— start —

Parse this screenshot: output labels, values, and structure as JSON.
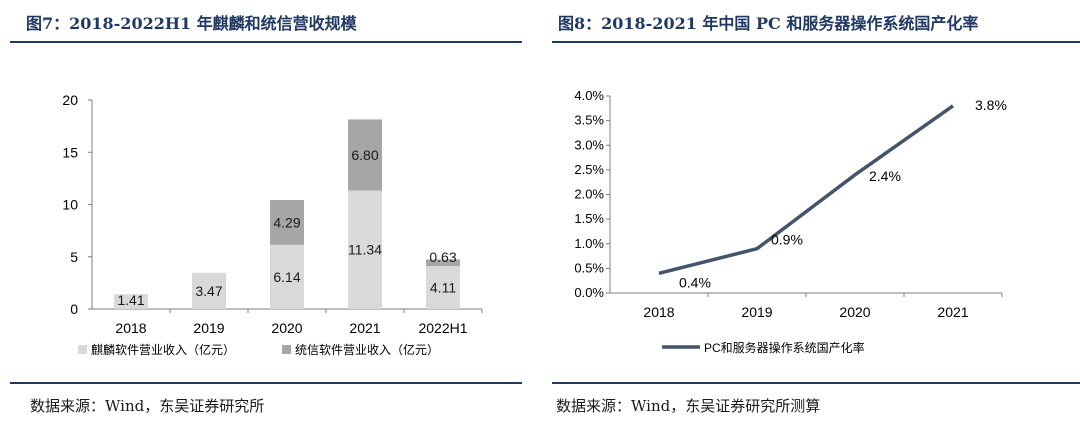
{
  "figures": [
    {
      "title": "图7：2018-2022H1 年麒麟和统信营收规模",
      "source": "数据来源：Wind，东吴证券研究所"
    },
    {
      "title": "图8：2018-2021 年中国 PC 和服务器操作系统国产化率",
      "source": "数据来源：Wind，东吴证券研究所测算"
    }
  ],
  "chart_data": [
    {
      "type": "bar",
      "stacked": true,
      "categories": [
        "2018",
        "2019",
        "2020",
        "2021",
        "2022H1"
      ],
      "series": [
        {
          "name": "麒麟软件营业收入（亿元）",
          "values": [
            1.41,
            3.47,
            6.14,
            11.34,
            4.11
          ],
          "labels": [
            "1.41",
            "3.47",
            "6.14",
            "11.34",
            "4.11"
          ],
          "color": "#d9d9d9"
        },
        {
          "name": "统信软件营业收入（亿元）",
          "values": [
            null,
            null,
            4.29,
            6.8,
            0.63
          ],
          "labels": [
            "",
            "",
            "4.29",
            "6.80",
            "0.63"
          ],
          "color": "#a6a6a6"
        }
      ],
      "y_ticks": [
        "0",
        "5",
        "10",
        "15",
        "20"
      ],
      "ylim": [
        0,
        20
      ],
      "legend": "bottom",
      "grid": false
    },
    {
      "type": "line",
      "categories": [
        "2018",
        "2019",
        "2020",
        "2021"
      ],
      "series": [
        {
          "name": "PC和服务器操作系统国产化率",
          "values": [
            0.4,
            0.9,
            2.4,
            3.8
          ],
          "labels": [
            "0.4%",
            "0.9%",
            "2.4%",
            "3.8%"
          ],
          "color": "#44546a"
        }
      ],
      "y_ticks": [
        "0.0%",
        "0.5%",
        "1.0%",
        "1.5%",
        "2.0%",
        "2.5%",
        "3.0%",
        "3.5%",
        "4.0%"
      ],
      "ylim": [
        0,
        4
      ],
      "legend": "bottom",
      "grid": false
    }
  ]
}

— end —

- **Direction**
Search the entries for the word "color" and copy every line that has it.

- **Final result**
          "color": "#d9d9d9"
          "color": "#a6a6a6"
          "color": "#44546a"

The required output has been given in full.